Leave out the pictures and copy everything else in the entries exactly.

------------------------------------

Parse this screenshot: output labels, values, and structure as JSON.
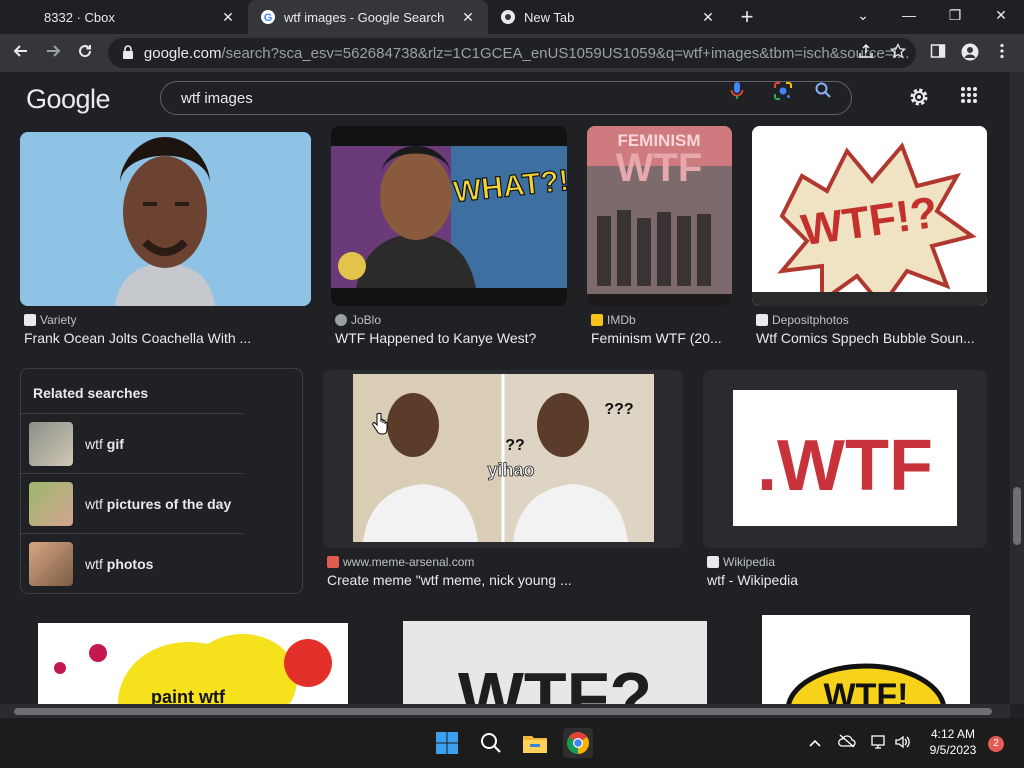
{
  "browser": {
    "tabs": [
      {
        "title": "8332 · Cbox",
        "active": false
      },
      {
        "title": "wtf images - Google Search",
        "active": true
      },
      {
        "title": "New Tab",
        "active": false
      }
    ],
    "close_glyph": "✕",
    "new_tab_glyph": "+",
    "window_controls": {
      "collapse": "⌄",
      "minimize": "—",
      "restore": "❐",
      "close": "✕"
    },
    "address": {
      "host": "google.com",
      "rest": "/search?sca_esv=562684738&rlz=1C1GCEA_enUS1059US1059&q=wtf+images&tbm=isch&source=l..."
    }
  },
  "google": {
    "logo": "Google",
    "query": "wtf images",
    "colors": {
      "blue": "#4285f4",
      "red": "#ea4335",
      "yellow": "#fbbc05",
      "green": "#34a853"
    }
  },
  "results": [
    {
      "source": "Variety",
      "title": "Frank Ocean Jolts Coachella With ..."
    },
    {
      "source": "JoBlo",
      "title": "WTF Happened to Kanye West?"
    },
    {
      "source": "IMDb",
      "title": "Feminism WTF (20..."
    },
    {
      "source": "Depositphotos",
      "title": "Wtf Comics Sppech Bubble Soun..."
    },
    {
      "source": "www.meme-arsenal.com",
      "title": "Create meme \"wtf meme, nick young ..."
    },
    {
      "source": "Wikipedia",
      "title": "wtf - Wikipedia"
    }
  ],
  "image_text": {
    "what": "WHAT?!",
    "feminism": "FEMINISM",
    "wtf": "WTF",
    "wtf_comic": "WTF!?",
    "wtf_wiki": ".WTF",
    "meme_q1": "???",
    "meme_q2": "??",
    "meme_caption": "yihao",
    "paint_wtf": "paint wtf",
    "wtf_q": "WTF?",
    "wtf_bang": "WTF!"
  },
  "related": {
    "heading": "Related searches",
    "items": [
      {
        "prefix": "wtf",
        "bold": "gif"
      },
      {
        "prefix": "wtf",
        "bold": "pictures of the day"
      },
      {
        "prefix": "wtf",
        "bold": "photos"
      }
    ]
  },
  "taskbar": {
    "time": "4:12 AM",
    "date": "9/5/2023",
    "notifications": "2"
  }
}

------------------------------------

[The result]:
Parse this screenshot: output labels, values, and structure as JSON.
{
  "browser": {
    "tabs": [
      {
        "title": "8332 · Cbox",
        "active": false
      },
      {
        "title": "wtf images - Google Search",
        "active": true
      },
      {
        "title": "New Tab",
        "active": false
      }
    ],
    "close_glyph": "✕",
    "new_tab_glyph": "+",
    "window_controls": {
      "collapse": "⌄",
      "minimize": "—",
      "restore": "❐",
      "close": "✕"
    },
    "address": {
      "host": "google.com",
      "rest": "/search?sca_esv=562684738&rlz=1C1GCEA_enUS1059US1059&q=wtf+images&tbm=isch&source=l..."
    }
  },
  "google": {
    "logo": "Google",
    "query": "wtf images",
    "colors": {
      "blue": "#4285f4",
      "red": "#ea4335",
      "yellow": "#fbbc05",
      "green": "#34a853"
    }
  },
  "results": [
    {
      "source": "Variety",
      "title": "Frank Ocean Jolts Coachella With ..."
    },
    {
      "source": "JoBlo",
      "title": "WTF Happened to Kanye West?"
    },
    {
      "source": "IMDb",
      "title": "Feminism WTF (20..."
    },
    {
      "source": "Depositphotos",
      "title": "Wtf Comics Sppech Bubble Soun..."
    },
    {
      "source": "www.meme-arsenal.com",
      "title": "Create meme \"wtf meme, nick young ..."
    },
    {
      "source": "Wikipedia",
      "title": "wtf - Wikipedia"
    }
  ],
  "image_text": {
    "what": "WHAT?!",
    "feminism": "FEMINISM",
    "wtf": "WTF",
    "wtf_comic": "WTF!?",
    "wtf_wiki": ".WTF",
    "meme_q1": "???",
    "meme_q2": "??",
    "meme_caption": "yihao",
    "paint_wtf": "paint wtf",
    "wtf_q": "WTF?",
    "wtf_bang": "WTF!"
  },
  "related": {
    "heading": "Related searches",
    "items": [
      {
        "prefix": "wtf",
        "bold": "gif"
      },
      {
        "prefix": "wtf",
        "bold": "pictures of the day"
      },
      {
        "prefix": "wtf",
        "bold": "photos"
      }
    ]
  },
  "taskbar": {
    "time": "4:12 AM",
    "date": "9/5/2023",
    "notifications": "2"
  }
}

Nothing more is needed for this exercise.